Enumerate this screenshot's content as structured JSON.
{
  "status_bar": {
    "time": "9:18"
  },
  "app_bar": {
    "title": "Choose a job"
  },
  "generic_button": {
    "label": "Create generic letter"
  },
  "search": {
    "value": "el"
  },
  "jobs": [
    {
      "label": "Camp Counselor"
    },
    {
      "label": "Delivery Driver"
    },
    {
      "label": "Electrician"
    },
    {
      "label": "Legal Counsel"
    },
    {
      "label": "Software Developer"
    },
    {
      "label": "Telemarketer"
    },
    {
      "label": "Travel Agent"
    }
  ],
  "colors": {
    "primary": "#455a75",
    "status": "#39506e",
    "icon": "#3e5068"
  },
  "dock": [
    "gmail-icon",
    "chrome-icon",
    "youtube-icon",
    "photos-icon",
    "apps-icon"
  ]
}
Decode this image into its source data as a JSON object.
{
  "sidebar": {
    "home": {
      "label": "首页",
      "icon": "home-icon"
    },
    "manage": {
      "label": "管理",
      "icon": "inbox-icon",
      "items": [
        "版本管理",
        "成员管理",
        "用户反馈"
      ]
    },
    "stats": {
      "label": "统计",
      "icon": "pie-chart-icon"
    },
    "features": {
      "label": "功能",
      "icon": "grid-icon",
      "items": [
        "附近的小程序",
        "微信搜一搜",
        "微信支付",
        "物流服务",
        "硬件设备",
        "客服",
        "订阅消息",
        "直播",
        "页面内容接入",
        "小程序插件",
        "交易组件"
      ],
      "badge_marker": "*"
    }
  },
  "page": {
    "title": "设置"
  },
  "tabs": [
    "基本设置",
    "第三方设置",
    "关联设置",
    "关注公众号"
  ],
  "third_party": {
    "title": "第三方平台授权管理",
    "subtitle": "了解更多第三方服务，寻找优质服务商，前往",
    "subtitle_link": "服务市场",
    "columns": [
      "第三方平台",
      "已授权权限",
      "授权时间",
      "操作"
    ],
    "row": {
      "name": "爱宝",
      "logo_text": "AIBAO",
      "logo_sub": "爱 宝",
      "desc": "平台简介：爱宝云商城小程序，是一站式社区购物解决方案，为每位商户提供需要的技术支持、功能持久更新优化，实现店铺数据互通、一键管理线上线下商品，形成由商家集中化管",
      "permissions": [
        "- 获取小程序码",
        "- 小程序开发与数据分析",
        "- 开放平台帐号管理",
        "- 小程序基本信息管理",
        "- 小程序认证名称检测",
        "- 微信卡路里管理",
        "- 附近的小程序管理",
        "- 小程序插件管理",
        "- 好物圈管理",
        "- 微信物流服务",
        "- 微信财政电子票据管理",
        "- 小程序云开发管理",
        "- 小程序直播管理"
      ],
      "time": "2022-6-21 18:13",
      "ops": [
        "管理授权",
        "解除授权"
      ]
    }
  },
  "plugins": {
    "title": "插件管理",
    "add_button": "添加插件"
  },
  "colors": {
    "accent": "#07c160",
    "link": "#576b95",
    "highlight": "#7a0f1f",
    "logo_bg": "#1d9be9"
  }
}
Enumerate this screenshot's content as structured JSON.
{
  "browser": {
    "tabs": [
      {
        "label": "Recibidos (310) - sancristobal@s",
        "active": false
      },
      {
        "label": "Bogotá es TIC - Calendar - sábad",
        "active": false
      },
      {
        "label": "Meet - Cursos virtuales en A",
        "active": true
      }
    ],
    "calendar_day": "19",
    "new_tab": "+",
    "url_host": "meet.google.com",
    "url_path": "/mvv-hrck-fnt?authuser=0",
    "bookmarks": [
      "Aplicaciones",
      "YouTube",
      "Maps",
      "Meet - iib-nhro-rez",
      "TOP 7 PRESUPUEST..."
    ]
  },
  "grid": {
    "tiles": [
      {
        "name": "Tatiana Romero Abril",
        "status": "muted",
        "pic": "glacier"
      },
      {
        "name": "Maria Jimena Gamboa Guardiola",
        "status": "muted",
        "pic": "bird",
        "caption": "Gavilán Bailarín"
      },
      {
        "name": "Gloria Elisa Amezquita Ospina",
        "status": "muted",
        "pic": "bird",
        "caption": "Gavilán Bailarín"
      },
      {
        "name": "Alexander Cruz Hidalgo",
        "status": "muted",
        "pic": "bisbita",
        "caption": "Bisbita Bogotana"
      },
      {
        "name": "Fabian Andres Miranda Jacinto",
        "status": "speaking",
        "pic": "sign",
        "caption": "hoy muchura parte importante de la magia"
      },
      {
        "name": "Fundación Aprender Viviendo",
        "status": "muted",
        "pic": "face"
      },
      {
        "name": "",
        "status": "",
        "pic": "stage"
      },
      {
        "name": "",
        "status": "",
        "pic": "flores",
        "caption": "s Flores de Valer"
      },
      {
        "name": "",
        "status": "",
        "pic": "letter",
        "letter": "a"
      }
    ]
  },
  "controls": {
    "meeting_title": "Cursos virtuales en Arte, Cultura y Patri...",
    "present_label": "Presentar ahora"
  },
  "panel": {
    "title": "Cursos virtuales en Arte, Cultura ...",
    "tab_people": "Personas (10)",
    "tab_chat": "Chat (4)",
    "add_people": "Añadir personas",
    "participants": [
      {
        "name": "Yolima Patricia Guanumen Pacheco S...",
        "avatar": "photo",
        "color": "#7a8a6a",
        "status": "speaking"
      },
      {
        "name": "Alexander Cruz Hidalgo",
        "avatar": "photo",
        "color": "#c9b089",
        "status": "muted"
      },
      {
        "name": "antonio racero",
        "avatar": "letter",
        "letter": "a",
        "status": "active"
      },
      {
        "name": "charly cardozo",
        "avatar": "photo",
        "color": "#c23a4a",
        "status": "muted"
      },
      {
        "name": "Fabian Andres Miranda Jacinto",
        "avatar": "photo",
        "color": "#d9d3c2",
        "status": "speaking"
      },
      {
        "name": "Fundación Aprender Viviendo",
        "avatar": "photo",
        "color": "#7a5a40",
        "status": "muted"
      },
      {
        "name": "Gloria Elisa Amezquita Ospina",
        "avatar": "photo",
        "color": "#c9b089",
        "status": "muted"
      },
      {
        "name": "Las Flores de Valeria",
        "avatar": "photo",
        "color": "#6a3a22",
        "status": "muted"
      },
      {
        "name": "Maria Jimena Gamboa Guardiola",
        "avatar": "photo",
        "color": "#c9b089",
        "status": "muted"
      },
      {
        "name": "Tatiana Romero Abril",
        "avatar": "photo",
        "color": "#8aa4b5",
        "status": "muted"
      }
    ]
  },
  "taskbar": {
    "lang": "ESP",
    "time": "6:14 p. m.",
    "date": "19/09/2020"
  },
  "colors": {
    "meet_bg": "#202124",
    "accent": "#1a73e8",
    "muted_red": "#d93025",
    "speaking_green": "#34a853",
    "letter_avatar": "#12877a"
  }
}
+===+
- [SHORT TASK]:
Find the lines above holding the word "virtuales" and show them.

- [EXERCISE OUTPUT]:
        "label": "Meet - Cursos virtuales en A",
    "meeting_title": "Cursos virtuales en Arte, Cultura y Patri...",
    "title": "Cursos virtuales en Arte, Cultura ...",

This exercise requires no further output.